#### Task to carry out
Each line that holds the word "Zachariasza" counts once. Give the total number of such lines and nothing else.
## START Records supplied
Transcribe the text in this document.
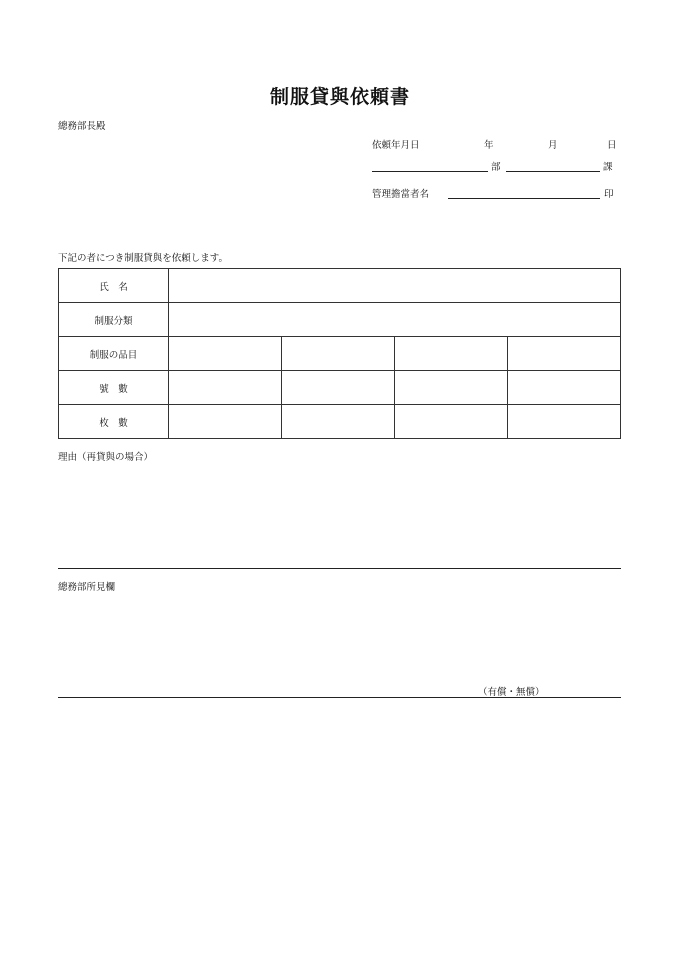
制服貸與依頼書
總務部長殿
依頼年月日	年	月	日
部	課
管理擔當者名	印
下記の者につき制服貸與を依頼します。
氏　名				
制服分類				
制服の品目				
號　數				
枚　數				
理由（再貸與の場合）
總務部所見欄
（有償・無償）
## END Records supplied
## START Records supplied
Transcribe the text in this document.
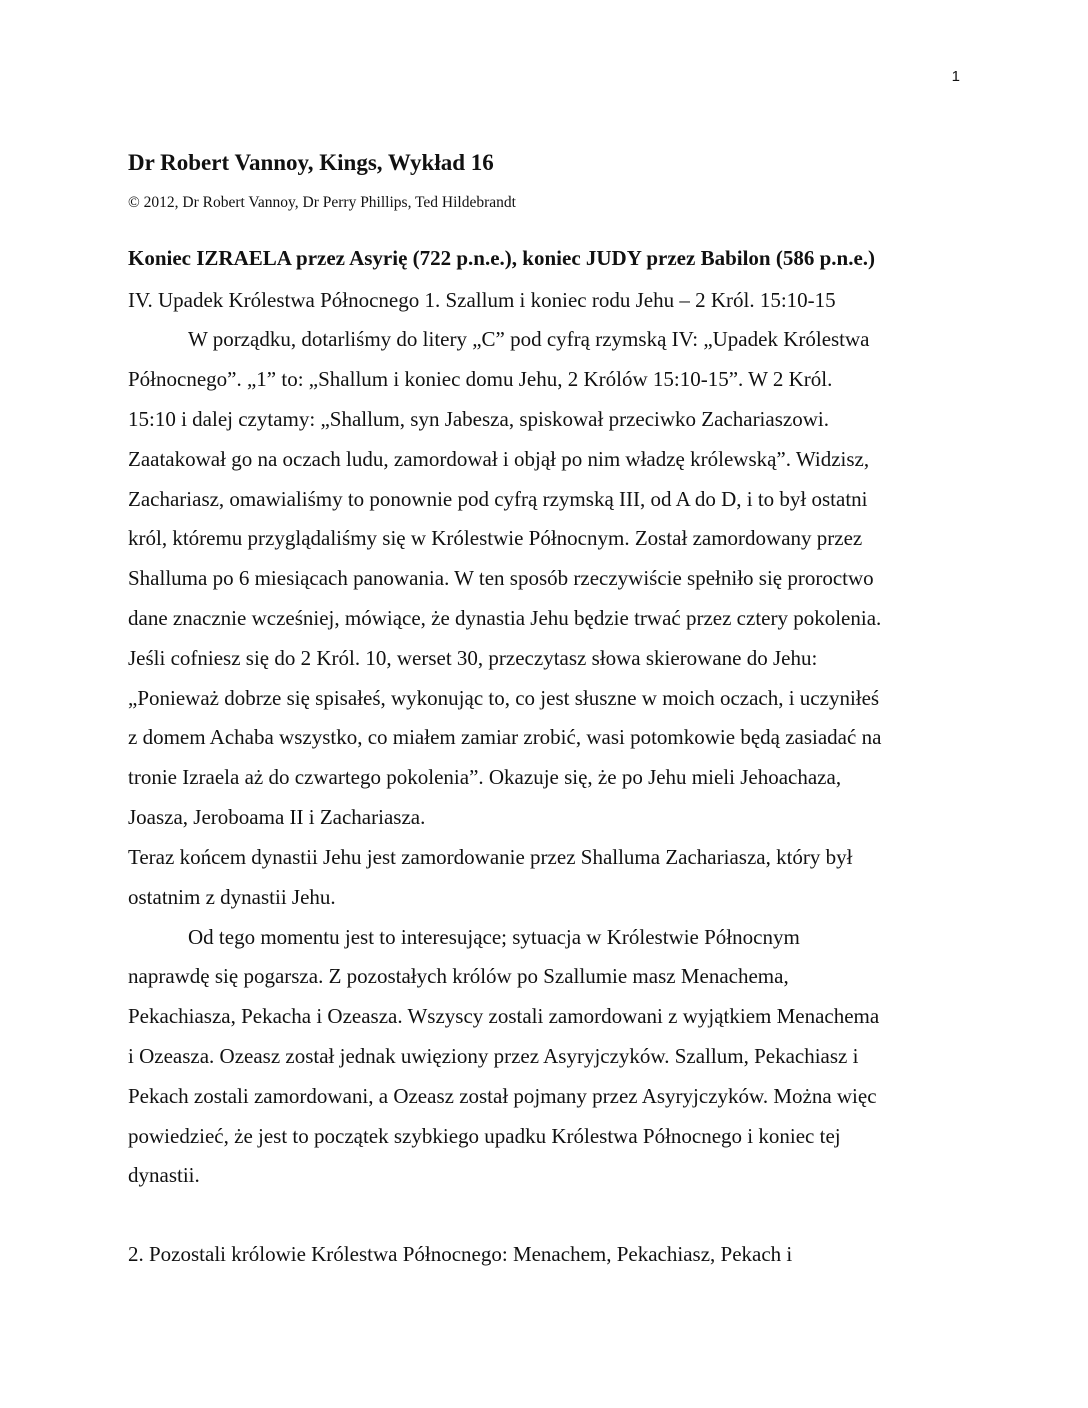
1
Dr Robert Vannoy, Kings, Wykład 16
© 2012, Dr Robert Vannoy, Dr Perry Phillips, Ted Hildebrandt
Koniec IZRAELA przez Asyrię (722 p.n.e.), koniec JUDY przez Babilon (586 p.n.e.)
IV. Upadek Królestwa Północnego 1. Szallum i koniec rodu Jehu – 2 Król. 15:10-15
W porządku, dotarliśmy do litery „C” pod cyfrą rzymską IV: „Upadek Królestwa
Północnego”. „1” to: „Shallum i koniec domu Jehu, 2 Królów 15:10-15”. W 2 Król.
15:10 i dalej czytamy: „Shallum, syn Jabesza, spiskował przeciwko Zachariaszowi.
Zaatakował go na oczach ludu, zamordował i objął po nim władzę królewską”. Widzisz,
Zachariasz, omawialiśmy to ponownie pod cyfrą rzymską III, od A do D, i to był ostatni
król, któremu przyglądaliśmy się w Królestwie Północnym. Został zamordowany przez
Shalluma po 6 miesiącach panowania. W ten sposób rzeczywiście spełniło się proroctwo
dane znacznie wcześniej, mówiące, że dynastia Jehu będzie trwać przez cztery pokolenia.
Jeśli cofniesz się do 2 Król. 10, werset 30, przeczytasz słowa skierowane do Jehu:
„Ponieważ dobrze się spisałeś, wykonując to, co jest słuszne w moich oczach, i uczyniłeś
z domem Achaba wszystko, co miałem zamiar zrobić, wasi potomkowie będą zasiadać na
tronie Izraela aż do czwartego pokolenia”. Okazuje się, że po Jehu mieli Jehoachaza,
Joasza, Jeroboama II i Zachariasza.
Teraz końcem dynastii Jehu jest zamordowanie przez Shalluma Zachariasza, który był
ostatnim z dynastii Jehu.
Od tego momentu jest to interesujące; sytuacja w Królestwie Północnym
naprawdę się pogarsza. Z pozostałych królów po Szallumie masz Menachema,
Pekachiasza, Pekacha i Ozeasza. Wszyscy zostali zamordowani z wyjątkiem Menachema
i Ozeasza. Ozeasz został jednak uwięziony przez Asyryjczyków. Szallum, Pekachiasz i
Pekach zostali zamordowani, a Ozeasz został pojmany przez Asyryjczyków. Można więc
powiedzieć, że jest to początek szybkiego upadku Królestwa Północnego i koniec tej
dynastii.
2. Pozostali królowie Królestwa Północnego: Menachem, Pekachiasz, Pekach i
## END Records supplied
#### Problem solution
2